======== Material for this exercise

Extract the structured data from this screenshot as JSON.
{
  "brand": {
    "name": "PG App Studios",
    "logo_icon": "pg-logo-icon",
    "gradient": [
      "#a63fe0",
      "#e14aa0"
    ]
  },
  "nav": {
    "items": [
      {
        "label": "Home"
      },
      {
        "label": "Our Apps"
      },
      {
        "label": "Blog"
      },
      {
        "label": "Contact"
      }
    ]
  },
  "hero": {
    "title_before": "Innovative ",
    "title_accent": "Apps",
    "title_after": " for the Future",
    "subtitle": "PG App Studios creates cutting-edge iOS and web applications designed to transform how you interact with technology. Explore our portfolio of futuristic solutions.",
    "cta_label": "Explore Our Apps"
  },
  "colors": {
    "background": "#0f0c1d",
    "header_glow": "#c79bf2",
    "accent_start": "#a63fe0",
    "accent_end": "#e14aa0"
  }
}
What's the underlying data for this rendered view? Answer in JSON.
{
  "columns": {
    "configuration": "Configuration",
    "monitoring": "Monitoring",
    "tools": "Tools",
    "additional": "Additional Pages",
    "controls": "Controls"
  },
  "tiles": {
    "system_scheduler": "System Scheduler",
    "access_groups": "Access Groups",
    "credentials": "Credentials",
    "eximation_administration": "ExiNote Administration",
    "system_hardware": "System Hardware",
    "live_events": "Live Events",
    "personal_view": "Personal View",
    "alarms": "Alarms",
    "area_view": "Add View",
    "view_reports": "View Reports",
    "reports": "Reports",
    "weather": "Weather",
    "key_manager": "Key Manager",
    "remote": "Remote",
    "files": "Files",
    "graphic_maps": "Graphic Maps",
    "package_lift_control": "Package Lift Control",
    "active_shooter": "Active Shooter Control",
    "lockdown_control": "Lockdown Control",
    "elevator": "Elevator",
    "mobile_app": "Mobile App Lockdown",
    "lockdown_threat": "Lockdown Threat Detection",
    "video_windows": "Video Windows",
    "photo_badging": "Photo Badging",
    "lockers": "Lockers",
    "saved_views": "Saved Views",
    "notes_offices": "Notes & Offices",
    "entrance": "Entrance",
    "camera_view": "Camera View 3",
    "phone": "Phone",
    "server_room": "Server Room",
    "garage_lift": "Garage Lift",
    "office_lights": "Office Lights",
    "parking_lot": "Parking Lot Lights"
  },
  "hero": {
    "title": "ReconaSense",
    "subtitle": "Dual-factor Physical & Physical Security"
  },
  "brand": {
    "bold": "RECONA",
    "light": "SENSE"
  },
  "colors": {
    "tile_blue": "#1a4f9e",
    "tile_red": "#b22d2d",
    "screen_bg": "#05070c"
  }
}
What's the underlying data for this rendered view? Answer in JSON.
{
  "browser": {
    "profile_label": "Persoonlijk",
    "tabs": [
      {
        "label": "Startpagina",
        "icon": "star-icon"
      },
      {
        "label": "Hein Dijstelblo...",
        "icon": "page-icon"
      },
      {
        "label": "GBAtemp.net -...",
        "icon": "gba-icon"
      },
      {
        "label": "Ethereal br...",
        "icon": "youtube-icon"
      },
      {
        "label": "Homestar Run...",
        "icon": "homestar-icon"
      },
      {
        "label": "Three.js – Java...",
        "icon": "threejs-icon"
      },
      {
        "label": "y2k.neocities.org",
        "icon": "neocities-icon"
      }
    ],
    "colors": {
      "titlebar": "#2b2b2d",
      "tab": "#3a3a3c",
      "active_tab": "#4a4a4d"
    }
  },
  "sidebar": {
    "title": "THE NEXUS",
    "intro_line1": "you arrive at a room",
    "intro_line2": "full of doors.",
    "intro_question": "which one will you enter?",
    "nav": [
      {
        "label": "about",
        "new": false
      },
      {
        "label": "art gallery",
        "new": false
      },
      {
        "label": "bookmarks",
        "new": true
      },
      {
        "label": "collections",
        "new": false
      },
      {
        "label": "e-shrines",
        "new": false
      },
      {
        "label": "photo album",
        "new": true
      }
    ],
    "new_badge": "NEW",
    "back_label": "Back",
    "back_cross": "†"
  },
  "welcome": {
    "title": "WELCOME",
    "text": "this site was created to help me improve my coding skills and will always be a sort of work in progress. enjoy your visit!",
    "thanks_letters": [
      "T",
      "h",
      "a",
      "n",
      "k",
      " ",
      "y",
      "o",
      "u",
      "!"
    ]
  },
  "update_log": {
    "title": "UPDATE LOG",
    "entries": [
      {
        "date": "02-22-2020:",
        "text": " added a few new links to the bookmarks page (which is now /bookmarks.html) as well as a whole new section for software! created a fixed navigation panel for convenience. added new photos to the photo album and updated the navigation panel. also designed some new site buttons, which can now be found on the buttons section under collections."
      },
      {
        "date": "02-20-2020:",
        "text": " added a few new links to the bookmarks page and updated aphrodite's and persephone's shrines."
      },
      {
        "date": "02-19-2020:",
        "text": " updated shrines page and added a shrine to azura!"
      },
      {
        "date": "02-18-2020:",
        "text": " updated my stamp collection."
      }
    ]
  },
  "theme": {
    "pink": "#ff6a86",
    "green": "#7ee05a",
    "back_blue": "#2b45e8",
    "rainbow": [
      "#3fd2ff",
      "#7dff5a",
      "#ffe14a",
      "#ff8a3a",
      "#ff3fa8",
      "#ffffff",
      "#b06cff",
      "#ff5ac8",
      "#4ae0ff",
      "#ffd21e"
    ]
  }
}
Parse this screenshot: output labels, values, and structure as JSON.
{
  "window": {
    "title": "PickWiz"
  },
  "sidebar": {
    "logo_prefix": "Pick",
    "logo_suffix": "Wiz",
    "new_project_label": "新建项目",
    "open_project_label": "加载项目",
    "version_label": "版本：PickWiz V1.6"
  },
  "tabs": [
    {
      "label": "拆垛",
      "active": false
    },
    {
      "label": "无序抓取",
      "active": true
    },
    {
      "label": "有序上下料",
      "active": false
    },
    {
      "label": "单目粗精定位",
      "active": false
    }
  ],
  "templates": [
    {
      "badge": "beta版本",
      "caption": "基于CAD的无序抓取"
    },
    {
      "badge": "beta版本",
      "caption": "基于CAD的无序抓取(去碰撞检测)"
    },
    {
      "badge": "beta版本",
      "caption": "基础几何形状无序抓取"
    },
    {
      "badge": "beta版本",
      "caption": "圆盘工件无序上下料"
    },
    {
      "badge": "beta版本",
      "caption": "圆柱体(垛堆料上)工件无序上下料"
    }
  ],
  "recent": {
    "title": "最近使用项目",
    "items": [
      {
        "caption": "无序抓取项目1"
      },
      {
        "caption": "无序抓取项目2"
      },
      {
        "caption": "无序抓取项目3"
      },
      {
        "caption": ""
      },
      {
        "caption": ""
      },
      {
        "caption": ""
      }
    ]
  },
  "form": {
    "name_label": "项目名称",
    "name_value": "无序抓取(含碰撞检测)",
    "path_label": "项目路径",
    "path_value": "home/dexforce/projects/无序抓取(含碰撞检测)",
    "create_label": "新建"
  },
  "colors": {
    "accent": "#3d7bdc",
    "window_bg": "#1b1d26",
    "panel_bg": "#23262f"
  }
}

================

## Exercise description
Write out every line of the entries that holds the word "updated".

## Task response
        "text": " added a few new links to the bookmarks page (which is now /bookmarks.html) as well as a whole new section for software! created a fixed navigation panel for convenience. added new photos to the photo album and updated the navigation panel. also designed some new site buttons, which can now be found on the buttons section under collections."
        "text": " added a few new links to the bookmarks page and updated aphrodite's and persephone's shrines."
        "text": " updated shrines page and added a shrine to azura!"
        "text": " updated my stamp collection."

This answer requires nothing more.